Description of the task: Count lines holding the word "деятельность". Only the number is wanted.

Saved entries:
+--

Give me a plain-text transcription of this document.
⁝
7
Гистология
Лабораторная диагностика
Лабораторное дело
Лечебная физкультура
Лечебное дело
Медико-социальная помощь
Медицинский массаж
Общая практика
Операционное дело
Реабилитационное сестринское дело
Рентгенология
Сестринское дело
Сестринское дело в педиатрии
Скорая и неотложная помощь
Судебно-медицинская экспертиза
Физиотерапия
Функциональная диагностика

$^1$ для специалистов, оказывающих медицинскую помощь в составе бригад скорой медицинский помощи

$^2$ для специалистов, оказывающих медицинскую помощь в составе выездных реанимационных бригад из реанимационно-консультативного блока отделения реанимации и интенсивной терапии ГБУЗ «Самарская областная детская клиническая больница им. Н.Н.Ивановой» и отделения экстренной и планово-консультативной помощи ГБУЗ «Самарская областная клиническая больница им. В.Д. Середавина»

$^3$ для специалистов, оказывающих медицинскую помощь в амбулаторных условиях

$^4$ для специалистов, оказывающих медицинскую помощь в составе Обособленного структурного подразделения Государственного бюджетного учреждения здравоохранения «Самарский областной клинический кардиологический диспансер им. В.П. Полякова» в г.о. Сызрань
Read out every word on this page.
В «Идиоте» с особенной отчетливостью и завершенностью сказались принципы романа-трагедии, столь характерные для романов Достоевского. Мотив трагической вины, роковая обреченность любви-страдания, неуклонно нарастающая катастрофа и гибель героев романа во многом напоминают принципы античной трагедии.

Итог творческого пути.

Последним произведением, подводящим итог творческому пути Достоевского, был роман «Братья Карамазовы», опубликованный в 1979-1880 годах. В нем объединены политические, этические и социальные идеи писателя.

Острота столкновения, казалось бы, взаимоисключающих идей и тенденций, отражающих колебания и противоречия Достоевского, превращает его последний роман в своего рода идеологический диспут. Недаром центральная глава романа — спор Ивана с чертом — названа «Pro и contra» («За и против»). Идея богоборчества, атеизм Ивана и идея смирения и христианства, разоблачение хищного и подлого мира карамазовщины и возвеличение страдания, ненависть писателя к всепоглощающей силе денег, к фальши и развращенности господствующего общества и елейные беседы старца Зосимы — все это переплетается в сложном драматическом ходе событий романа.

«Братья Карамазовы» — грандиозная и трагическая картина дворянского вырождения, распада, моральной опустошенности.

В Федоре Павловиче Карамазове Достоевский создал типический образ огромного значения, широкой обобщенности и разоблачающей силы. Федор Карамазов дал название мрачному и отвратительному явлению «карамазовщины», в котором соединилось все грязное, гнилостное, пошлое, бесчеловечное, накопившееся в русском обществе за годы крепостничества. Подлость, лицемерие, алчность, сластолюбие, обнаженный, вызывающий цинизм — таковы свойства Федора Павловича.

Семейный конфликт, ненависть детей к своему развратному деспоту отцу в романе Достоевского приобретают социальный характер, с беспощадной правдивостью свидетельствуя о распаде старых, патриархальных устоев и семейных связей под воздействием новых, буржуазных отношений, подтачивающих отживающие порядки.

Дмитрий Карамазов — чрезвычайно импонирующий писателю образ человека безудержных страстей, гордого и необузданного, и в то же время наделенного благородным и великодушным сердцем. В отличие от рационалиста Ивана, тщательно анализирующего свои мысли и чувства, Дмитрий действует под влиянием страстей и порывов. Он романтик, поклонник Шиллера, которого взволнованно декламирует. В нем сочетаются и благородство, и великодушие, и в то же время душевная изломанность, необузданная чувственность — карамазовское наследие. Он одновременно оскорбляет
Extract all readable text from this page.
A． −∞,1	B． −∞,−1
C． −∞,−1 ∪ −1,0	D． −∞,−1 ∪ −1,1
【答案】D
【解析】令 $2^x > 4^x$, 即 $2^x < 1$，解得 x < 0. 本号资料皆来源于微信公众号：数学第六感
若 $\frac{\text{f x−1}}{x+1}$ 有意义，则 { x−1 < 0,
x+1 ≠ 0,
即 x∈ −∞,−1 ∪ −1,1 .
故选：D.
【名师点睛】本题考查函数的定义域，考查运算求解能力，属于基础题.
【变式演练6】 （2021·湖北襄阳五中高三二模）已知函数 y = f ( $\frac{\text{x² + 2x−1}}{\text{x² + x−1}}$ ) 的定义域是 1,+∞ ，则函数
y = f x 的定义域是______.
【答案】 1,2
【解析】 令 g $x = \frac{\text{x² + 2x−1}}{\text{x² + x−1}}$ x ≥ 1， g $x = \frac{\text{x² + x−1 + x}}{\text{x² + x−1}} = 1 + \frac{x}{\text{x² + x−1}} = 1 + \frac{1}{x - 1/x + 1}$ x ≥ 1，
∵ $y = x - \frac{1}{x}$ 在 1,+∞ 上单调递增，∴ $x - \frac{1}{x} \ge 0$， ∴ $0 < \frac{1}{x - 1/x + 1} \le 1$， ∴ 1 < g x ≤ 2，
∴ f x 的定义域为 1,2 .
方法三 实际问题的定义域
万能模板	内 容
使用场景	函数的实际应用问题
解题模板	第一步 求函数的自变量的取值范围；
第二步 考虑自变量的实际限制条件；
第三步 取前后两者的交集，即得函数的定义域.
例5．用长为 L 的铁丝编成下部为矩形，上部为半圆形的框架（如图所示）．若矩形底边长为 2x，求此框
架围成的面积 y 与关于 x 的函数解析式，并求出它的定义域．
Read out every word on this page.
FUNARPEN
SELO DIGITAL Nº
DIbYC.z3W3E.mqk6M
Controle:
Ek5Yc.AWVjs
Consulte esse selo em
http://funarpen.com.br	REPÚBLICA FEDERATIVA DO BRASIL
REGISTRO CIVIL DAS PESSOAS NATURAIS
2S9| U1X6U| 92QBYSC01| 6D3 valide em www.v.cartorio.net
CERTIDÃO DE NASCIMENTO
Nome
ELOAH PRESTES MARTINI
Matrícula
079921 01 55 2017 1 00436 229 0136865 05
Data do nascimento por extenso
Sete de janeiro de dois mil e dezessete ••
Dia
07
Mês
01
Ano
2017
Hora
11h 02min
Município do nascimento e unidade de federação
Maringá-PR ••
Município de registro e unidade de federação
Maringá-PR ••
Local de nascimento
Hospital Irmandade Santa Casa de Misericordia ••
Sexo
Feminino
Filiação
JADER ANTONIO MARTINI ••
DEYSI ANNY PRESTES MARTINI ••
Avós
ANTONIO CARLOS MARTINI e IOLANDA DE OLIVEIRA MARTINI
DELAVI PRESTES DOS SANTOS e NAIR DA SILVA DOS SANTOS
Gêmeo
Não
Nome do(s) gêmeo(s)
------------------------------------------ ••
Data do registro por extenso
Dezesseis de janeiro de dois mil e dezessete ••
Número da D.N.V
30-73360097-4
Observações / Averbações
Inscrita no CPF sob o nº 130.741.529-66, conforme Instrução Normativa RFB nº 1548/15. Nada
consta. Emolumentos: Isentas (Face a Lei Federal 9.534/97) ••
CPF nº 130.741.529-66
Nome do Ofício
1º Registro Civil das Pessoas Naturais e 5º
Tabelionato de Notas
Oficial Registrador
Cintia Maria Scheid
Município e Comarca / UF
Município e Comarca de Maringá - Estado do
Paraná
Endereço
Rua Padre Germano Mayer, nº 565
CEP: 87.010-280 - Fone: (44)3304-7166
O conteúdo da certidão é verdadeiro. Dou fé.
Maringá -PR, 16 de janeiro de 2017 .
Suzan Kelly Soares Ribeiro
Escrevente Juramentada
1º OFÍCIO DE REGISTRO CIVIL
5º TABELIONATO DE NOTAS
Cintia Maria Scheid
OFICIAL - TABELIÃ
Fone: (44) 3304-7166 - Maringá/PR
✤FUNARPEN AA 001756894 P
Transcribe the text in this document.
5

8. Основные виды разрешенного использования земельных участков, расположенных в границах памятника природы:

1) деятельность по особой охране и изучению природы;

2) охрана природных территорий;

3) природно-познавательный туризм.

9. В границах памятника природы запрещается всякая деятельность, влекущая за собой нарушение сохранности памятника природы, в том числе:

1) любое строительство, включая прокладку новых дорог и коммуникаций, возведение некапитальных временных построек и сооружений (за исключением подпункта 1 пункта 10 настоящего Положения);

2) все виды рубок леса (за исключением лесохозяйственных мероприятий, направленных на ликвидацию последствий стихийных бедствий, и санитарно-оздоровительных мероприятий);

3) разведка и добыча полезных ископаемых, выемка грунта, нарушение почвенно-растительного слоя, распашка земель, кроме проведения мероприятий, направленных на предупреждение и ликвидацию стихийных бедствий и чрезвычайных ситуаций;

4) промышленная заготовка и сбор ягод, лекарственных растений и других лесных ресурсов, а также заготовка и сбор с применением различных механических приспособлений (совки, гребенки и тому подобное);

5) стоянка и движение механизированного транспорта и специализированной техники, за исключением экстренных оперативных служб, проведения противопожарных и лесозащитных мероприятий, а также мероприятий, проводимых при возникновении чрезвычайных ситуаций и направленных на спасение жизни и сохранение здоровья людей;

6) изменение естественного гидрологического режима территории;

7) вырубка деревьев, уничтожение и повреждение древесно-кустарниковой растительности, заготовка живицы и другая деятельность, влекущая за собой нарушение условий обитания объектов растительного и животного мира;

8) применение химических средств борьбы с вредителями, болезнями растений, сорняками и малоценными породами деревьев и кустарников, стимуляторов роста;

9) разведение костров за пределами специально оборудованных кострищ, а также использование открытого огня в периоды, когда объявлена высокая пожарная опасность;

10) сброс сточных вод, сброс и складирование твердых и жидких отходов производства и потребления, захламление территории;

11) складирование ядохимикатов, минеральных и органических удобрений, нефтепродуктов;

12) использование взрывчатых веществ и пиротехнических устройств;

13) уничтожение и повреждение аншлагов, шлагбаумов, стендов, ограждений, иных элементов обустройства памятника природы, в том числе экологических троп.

+--

The answer: 3